Find all lines in the records that include the word "ESTADO", and copy them out.

....................

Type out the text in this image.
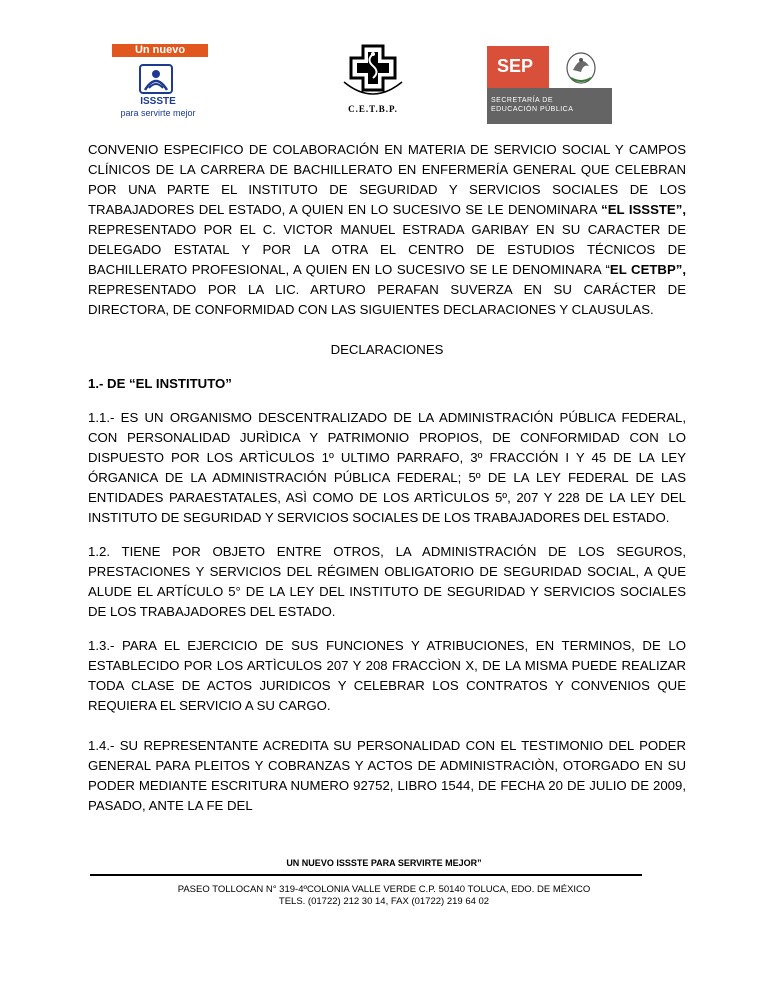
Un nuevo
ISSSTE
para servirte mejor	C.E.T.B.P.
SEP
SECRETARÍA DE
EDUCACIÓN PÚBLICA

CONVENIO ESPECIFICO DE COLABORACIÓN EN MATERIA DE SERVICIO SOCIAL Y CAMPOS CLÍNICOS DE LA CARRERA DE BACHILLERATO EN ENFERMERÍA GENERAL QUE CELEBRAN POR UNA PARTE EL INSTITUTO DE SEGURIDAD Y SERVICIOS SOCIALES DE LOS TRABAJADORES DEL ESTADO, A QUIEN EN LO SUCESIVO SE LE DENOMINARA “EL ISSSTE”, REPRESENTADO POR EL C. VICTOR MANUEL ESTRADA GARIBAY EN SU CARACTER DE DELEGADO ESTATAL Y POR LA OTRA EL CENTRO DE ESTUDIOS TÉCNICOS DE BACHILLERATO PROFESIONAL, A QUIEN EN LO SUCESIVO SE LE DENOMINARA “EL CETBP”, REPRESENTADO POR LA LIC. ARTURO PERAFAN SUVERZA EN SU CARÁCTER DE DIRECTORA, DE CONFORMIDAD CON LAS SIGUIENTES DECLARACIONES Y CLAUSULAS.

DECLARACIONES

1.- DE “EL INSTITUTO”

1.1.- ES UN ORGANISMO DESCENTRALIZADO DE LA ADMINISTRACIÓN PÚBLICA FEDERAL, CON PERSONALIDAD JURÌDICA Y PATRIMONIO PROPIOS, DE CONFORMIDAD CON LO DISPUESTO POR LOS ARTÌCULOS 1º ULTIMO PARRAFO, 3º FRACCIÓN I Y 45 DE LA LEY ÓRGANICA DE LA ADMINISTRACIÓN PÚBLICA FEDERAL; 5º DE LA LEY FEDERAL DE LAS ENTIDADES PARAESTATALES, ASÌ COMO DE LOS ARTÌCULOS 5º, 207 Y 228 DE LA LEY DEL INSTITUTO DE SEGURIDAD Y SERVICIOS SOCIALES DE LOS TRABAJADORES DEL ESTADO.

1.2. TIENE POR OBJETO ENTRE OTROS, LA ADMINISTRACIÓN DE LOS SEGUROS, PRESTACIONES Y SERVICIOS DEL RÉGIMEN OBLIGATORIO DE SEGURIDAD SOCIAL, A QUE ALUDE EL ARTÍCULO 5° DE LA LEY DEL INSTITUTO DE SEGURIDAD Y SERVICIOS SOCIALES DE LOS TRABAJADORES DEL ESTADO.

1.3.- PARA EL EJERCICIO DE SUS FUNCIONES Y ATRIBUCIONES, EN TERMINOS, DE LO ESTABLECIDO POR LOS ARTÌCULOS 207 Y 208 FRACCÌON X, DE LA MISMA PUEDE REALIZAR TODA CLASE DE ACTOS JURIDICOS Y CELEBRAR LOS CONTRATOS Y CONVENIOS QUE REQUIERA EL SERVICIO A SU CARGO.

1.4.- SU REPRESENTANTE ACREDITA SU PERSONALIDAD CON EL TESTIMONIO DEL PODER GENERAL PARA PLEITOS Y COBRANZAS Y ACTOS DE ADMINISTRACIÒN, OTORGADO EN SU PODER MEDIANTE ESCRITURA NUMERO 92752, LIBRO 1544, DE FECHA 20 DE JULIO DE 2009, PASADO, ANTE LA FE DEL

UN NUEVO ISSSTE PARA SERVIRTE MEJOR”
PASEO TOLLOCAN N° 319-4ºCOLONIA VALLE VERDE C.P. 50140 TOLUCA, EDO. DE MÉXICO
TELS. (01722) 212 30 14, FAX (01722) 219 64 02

....................

*FINISHED EXERCISE:*
CONVENIO ESPECIFICO DE COLABORACIÓN EN MATERIA DE SERVICIO SOCIAL Y CAMPOS CLÍNICOS DE LA CARRERA DE BACHILLERATO EN ENFERMERÍA GENERAL QUE CELEBRAN POR UNA PARTE EL INSTITUTO DE SEGURIDAD Y SERVICIOS SOCIALES DE LOS TRABAJADORES DEL ESTADO, A QUIEN EN LO SUCESIVO SE LE DENOMINARA “EL ISSSTE”, REPRESENTADO POR EL C. VICTOR MANUEL ESTRADA GARIBAY EN SU CARACTER DE DELEGADO ESTATAL Y POR LA OTRA EL CENTRO DE ESTUDIOS TÉCNICOS DE BACHILLERATO PROFESIONAL, A QUIEN EN LO SUCESIVO SE LE DENOMINARA “EL CETBP”, REPRESENTADO POR LA LIC. ARTURO PERAFAN SUVERZA EN SU CARÁCTER DE DIRECTORA, DE CONFORMIDAD CON LAS SIGUIENTES DECLARACIONES Y CLAUSULAS.
1.1.- ES UN ORGANISMO DESCENTRALIZADO DE LA ADMINISTRACIÓN PÚBLICA FEDERAL, CON PERSONALIDAD JURÌDICA Y PATRIMONIO PROPIOS, DE CONFORMIDAD CON LO DISPUESTO POR LOS ARTÌCULOS 1º ULTIMO PARRAFO, 3º FRACCIÓN I Y 45 DE LA LEY ÓRGANICA DE LA ADMINISTRACIÓN PÚBLICA FEDERAL; 5º DE LA LEY FEDERAL DE LAS ENTIDADES PARAESTATALES, ASÌ COMO DE LOS ARTÌCULOS 5º, 207 Y 228 DE LA LEY DEL INSTITUTO DE SEGURIDAD Y SERVICIOS SOCIALES DE LOS TRABAJADORES DEL ESTADO.
1.2. TIENE POR OBJETO ENTRE OTROS, LA ADMINISTRACIÓN DE LOS SEGUROS, PRESTACIONES Y SERVICIOS DEL RÉGIMEN OBLIGATORIO DE SEGURIDAD SOCIAL, A QUE ALUDE EL ARTÍCULO 5° DE LA LEY DEL INSTITUTO DE SEGURIDAD Y SERVICIOS SOCIALES DE LOS TRABAJADORES DEL ESTADO.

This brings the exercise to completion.